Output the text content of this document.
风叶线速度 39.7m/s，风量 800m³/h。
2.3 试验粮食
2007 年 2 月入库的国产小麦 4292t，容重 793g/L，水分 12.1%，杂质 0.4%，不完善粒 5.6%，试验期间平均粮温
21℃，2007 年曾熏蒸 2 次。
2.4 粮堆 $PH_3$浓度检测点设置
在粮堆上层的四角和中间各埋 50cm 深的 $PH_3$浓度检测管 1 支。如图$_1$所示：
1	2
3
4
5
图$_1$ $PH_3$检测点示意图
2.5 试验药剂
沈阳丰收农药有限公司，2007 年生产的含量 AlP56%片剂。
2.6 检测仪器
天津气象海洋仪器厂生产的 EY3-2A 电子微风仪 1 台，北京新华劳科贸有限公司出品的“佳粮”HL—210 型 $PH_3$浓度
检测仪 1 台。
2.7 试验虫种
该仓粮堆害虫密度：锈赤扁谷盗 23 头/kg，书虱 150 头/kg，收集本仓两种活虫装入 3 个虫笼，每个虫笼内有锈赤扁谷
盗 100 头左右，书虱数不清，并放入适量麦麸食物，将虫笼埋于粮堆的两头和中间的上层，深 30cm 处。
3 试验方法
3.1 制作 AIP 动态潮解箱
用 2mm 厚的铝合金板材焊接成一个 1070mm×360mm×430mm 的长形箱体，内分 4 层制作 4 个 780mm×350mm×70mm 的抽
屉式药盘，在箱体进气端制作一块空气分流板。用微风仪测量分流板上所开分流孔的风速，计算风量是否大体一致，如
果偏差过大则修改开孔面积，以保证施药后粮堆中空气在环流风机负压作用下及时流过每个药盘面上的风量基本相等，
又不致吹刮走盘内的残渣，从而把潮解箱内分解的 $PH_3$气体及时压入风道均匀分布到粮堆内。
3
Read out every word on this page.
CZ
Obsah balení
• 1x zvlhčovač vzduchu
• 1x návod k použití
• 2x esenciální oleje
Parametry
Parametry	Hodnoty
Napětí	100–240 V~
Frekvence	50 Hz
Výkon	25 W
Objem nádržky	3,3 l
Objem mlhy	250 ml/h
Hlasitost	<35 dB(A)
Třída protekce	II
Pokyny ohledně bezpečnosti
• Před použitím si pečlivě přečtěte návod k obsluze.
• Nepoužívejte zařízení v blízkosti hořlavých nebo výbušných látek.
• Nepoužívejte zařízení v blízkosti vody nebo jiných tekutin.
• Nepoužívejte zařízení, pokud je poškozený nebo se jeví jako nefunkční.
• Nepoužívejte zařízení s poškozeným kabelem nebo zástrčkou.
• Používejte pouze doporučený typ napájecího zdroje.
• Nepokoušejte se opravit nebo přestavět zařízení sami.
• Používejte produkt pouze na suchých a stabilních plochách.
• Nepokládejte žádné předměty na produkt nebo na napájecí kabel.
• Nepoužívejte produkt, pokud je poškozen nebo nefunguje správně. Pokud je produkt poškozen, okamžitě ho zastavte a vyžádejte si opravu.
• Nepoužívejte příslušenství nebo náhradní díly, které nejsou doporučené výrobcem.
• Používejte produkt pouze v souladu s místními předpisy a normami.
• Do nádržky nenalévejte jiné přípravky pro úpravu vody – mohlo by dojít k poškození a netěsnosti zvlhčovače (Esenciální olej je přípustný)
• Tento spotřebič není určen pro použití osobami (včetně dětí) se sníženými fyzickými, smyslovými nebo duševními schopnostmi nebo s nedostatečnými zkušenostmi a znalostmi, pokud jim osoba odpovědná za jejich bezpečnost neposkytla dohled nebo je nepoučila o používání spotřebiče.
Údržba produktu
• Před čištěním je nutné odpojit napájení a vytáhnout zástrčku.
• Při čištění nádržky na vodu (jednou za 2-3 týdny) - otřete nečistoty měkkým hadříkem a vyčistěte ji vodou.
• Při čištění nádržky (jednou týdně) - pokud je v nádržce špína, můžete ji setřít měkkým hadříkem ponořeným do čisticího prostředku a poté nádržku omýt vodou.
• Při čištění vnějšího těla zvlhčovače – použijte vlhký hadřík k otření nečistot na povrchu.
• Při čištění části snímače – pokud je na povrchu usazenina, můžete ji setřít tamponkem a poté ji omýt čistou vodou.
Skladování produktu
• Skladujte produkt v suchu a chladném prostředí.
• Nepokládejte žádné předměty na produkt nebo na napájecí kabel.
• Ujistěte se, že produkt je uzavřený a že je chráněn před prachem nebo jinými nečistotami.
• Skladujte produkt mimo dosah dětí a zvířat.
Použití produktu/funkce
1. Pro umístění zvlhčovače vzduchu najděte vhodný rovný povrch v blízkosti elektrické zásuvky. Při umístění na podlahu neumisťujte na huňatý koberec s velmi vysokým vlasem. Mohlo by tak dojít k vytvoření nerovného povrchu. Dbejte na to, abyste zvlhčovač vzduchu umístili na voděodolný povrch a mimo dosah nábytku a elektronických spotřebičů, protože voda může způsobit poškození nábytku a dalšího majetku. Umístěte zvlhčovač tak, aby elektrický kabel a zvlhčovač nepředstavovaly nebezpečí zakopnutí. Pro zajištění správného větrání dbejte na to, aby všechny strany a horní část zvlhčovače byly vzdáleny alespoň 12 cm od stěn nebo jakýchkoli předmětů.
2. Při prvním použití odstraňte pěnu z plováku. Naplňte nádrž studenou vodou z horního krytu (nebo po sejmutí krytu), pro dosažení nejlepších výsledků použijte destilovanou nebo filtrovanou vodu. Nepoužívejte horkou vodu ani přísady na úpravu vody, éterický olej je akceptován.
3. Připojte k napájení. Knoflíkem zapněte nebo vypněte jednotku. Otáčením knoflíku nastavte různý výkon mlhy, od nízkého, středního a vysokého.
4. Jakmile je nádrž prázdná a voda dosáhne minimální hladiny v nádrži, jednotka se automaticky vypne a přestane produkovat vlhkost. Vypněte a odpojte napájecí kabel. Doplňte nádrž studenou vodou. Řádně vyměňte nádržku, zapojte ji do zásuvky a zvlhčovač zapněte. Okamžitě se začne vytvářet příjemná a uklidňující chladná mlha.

**WORK TO BE COMPLETED**
In the entries above, identify each line that includes the string "dětí", then copy it.

**TASK SOLUTION**
• Tento spotřebič není určen pro použití osobami (včetně dětí) se sníženými fyzickými, smyslovými nebo duševními schopnostmi nebo s nedostatečnými zkušenostmi a znalostmi, pokud jim osoba odpovědná za jejich bezpečnost neposkytla dohled nebo je nepoučila o používání spotřebiče.
• Skladujte produkt mimo dosah dětí a zvířat.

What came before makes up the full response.